Goal → In the listing that follows, count every line with the word "color" in it and write only the total.

[Figure dataset records]
◆ ◆ ◆ ◆
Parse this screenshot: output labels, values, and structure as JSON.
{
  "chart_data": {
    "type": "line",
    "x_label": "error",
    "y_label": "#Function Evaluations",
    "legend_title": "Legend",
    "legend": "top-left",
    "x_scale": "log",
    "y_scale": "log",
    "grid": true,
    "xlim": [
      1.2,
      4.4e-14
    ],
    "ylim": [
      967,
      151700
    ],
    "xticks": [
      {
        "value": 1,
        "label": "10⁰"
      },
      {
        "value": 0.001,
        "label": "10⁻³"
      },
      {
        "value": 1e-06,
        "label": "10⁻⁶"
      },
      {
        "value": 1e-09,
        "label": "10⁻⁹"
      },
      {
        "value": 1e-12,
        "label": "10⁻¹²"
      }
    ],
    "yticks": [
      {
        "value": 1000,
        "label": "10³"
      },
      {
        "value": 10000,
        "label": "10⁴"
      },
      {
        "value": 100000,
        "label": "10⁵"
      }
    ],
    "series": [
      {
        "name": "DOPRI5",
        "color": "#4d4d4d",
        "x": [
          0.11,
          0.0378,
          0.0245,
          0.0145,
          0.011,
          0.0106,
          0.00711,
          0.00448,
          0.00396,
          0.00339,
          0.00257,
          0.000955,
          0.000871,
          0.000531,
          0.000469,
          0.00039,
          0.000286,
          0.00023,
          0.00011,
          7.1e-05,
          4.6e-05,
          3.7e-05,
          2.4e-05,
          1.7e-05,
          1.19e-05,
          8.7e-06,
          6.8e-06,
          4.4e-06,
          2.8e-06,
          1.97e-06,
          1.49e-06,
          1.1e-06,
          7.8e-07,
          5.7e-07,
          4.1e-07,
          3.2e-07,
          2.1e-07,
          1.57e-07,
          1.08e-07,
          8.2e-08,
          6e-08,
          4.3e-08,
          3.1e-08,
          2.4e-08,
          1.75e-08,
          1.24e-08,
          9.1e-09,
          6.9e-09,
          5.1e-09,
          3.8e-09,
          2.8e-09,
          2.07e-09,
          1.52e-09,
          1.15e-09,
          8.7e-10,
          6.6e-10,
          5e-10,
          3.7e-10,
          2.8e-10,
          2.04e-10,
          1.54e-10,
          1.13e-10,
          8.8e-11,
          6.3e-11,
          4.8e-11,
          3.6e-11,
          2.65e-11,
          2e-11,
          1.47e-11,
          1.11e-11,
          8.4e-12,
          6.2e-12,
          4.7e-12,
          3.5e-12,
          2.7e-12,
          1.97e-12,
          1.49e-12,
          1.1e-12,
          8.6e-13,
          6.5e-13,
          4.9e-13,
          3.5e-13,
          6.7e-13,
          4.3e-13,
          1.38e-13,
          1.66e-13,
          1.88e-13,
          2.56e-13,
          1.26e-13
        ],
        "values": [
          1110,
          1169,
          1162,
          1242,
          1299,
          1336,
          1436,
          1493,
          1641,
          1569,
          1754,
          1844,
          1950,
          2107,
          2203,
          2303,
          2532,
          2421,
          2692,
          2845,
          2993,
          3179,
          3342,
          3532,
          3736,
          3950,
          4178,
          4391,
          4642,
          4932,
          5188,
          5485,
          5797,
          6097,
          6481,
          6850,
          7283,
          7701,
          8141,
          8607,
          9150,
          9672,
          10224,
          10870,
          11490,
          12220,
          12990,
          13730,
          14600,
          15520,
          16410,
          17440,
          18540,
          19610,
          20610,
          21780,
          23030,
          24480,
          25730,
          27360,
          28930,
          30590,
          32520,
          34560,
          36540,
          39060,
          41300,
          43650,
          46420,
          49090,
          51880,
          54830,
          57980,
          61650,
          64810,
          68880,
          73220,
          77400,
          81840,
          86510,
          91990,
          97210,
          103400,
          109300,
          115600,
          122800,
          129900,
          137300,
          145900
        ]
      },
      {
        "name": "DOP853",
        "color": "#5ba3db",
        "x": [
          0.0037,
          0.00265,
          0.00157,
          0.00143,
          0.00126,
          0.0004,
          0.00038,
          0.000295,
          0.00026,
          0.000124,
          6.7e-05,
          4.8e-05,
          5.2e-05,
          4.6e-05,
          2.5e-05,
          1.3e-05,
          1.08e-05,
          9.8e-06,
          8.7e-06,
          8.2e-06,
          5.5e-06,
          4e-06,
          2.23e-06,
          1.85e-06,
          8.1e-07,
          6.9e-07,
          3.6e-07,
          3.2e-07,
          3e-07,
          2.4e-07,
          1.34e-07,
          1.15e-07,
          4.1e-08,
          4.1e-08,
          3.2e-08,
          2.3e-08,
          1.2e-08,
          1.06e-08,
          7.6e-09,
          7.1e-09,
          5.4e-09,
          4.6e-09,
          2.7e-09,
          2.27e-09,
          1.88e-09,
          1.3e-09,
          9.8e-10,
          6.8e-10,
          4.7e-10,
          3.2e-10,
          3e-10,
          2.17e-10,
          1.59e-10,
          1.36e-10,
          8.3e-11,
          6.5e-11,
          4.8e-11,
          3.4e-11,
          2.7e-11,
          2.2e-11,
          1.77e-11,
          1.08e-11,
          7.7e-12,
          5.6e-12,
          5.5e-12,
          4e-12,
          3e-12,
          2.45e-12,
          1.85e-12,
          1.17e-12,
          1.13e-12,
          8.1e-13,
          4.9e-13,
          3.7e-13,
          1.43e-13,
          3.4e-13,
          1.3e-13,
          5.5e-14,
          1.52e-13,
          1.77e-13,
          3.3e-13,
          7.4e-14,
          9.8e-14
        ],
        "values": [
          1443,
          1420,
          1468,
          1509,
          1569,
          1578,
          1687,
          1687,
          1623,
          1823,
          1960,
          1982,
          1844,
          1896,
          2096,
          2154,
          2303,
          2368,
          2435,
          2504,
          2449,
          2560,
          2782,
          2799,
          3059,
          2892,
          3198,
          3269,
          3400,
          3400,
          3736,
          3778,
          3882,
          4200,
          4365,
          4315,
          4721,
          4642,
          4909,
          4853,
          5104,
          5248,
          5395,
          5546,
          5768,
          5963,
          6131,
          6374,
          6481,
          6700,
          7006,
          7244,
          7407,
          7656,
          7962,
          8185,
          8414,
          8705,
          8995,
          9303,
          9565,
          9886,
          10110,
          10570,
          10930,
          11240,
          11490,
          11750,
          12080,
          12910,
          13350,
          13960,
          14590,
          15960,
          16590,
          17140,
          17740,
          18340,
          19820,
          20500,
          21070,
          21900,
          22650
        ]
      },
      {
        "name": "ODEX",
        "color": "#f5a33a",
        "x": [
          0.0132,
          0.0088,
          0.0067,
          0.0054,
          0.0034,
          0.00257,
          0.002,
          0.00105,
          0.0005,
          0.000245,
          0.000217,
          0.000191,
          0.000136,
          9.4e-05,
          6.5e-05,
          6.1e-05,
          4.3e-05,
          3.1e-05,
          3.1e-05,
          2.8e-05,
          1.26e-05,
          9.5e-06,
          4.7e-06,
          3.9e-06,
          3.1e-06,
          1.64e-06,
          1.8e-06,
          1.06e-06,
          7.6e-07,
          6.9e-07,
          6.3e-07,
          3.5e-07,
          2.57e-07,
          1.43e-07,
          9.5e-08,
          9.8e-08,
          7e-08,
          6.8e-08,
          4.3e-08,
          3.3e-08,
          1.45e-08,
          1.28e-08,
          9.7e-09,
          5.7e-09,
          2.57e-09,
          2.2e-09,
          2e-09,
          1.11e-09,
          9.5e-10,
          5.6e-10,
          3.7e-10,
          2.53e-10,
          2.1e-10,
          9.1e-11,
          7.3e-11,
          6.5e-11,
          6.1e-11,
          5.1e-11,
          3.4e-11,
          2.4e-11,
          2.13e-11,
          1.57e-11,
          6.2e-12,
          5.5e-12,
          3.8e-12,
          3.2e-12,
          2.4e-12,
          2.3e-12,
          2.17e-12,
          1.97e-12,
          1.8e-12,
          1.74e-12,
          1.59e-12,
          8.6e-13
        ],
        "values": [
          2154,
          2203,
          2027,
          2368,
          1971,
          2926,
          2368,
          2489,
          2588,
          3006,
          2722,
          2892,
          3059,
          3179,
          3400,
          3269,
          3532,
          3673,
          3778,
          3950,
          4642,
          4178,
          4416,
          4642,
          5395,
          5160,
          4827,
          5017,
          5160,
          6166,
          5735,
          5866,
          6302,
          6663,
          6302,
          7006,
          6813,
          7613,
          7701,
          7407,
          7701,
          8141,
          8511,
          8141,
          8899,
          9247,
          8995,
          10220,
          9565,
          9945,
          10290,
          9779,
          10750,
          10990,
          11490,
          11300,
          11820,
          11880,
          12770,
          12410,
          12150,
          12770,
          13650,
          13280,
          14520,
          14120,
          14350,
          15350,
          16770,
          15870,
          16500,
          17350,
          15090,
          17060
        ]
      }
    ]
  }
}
◆ ◆ ◆ ◆
Exercise result → 3